Each entry below should be echoed exactly, with pictures omitted.

Dataset records
** BEGIN **

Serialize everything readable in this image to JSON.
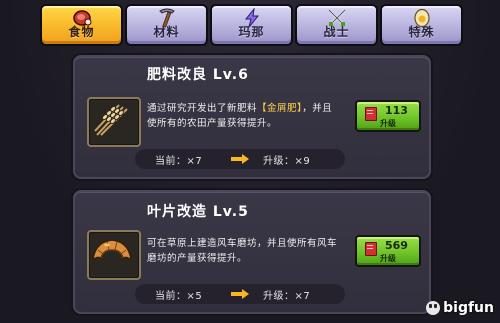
{
  "tabs": [
    {
      "label": "食物",
      "icon": "meat-icon",
      "active": true
    },
    {
      "label": "材料",
      "icon": "pickaxe-icon",
      "active": false
    },
    {
      "label": "玛那",
      "icon": "lightning-icon",
      "active": false
    },
    {
      "label": "战士",
      "icon": "crossed-swords-icon",
      "active": false
    },
    {
      "label": "特殊",
      "icon": "egg-icon",
      "active": false
    }
  ],
  "cards": [
    {
      "title": "肥料改良 Lv.6",
      "icon": "wheat-icon",
      "desc_before": "通过研究开发出了新肥料",
      "desc_highlight": "【金屑肥】",
      "desc_after": "，并且使所有的农田产量获得提升。",
      "cost": "113",
      "button_label": "升级",
      "current_label": "当前：×7",
      "next_label": "升级：×9"
    },
    {
      "title": "叶片改造 Lv.5",
      "icon": "croissant-icon",
      "desc_before": "可在草原上建造风车磨坊，并且使所有风车磨坊的产量获得提升。",
      "desc_highlight": "",
      "desc_after": "",
      "cost": "569",
      "button_label": "升级",
      "current_label": "当前：×5",
      "next_label": "升级：×7"
    }
  ],
  "watermark": "bigfun",
  "colors": {
    "tab_active": "#f8b82a",
    "tab_inactive": "#b8b3de",
    "upgrade_button": "#6cc228",
    "highlight": "#ffd24a",
    "arrow": "#f8b820"
  }
}
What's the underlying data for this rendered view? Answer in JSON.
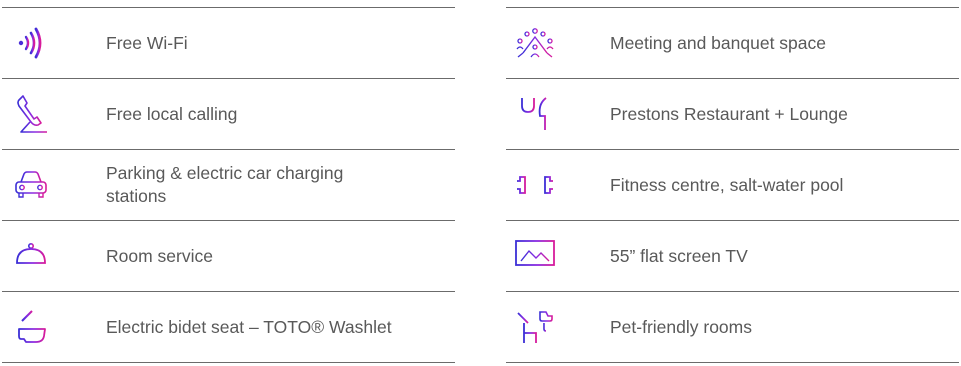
{
  "colors": {
    "icon_gradient_start": "#3a2fd6",
    "icon_gradient_mid": "#8a2be2",
    "icon_gradient_end": "#d81b9a",
    "divider": "#6b6b6b",
    "text": "#595959"
  },
  "amenities": {
    "left": [
      {
        "icon": "wifi-icon",
        "label": "Free Wi-Fi"
      },
      {
        "icon": "phone-icon",
        "label": "Free local calling"
      },
      {
        "icon": "car-icon",
        "label": "Parking & electric car charging stations"
      },
      {
        "icon": "room-service-cloche-icon",
        "label": "Room service"
      },
      {
        "icon": "bidet-toilet-icon",
        "label": "Electric bidet seat – TOTO® Washlet"
      }
    ],
    "right": [
      {
        "icon": "meeting-people-icon",
        "label": "Meeting and banquet space"
      },
      {
        "icon": "fork-knife-icon",
        "label": "Prestons Restaurant + Lounge"
      },
      {
        "icon": "dumbbell-icon",
        "label": "Fitness centre, salt-water pool"
      },
      {
        "icon": "tv-screen-icon",
        "label": "55” flat screen TV"
      },
      {
        "icon": "pet-dog-icon",
        "label": "Pet-friendly rooms"
      }
    ]
  }
}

** END **

## Finished answer
Serialize everything readable in this image to JSON.
{
  "tabs": [
    {
      "label": "食物",
      "icon": "meat-icon",
      "active": true
    },
    {
      "label": "材料",
      "icon": "pickaxe-icon",
      "active": false
    },
    {
      "label": "玛那",
      "icon": "lightning-icon",
      "active": false
    },
    {
      "label": "战士",
      "icon": "crossed-swords-icon",
      "active": false
    },
    {
      "label": "特殊",
      "icon": "egg-icon",
      "active": false
    }
  ],
  "cards": [
    {
      "title": "肥料改良 Lv.6",
      "icon": "wheat-icon",
      "desc_before": "通过研究开发出了新肥料",
      "desc_highlight": "【金屑肥】",
      "desc_after": "，并且使所有的农田产量获得提升。",
      "cost": "113",
      "button_label": "升级",
      "current_label": "当前：×7",
      "next_label": "升级：×9"
    },
    {
      "title": "叶片改造 Lv.5",
      "icon": "croissant-icon",
      "desc_before": "可在草原上建造风车磨坊，并且使所有风车磨坊的产量获得提升。",
      "desc_highlight": "",
      "desc_after": "",
      "cost": "569",
      "button_label": "升级",
      "current_label": "当前：×5",
      "next_label": "升级：×7"
    }
  ],
  "watermark": "bigfun",
  "colors": {
    "tab_active": "#f8b82a",
    "tab_inactive": "#b8b3de",
    "upgrade_button": "#6cc228",
    "highlight": "#ffd24a",
    "arrow": "#f8b820"
  }
}
What's the underlying data for this rendered view? Answer in JSON.
{
  "colors": {
    "icon_gradient_start": "#3a2fd6",
    "icon_gradient_mid": "#8a2be2",
    "icon_gradient_end": "#d81b9a",
    "divider": "#6b6b6b",
    "text": "#595959"
  },
  "amenities": {
    "left": [
      {
        "icon": "wifi-icon",
        "label": "Free Wi-Fi"
      },
      {
        "icon": "phone-icon",
        "label": "Free local calling"
      },
      {
        "icon": "car-icon",
        "label": "Parking & electric car charging stations"
      },
      {
        "icon": "room-service-cloche-icon",
        "label": "Room service"
      },
      {
        "icon": "bidet-toilet-icon",
        "label": "Electric bidet seat – TOTO® Washlet"
      }
    ],
    "right": [
      {
        "icon": "meeting-people-icon",
        "label": "Meeting and banquet space"
      },
      {
        "icon": "fork-knife-icon",
        "label": "Prestons Restaurant + Lounge"
      },
      {
        "icon": "dumbbell-icon",
        "label": "Fitness centre, salt-water pool"
      },
      {
        "icon": "tv-screen-icon",
        "label": "55” flat screen TV"
      },
      {
        "icon": "pet-dog-icon",
        "label": "Pet-friendly rooms"
      }
    ]
  }
}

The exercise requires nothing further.